Aim of the task – Reproduce the closing part of the entries exactly: the line with "Convert this screenshot" and all lines after it, ending with the last line, and nothing else.

* Start Data entries *

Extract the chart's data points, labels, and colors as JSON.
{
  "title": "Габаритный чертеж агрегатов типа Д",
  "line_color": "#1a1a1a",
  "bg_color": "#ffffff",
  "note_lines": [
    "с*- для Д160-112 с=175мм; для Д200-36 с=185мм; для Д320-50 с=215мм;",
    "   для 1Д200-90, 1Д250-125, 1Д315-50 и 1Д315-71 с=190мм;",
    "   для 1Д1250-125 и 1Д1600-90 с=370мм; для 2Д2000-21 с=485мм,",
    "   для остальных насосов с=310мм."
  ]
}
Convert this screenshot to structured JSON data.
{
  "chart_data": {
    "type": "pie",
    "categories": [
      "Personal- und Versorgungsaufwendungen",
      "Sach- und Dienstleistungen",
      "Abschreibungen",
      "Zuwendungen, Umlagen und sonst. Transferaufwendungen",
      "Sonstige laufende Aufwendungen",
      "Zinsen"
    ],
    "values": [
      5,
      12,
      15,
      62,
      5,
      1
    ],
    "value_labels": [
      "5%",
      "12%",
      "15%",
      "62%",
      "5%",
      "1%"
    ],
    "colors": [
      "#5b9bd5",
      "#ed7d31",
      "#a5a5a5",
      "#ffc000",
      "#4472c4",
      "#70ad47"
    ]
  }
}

* End Data entries *

Finished answer –
Convert this screenshot to structured JSON data.
{
  "chart_data": {
    "type": "pie",
    "categories": [
      "Personal- und Versorgungsaufwendungen",
      "Sach- und Dienstleistungen",
      "Abschreibungen",
      "Zuwendungen, Umlagen und sonst. Transferaufwendungen",
      "Sonstige laufende Aufwendungen",
      "Zinsen"
    ],
    "values": [
      5,
      12,
      15,
      62,
      5,
      1
    ],
    "value_labels": [
      "5%",
      "12%",
      "15%",
      "62%",
      "5%",
      "1%"
    ],
    "colors": [
      "#5b9bd5",
      "#ed7d31",
      "#a5a5a5",
      "#ffc000",
      "#4472c4",
      "#70ad47"
    ]
  }
}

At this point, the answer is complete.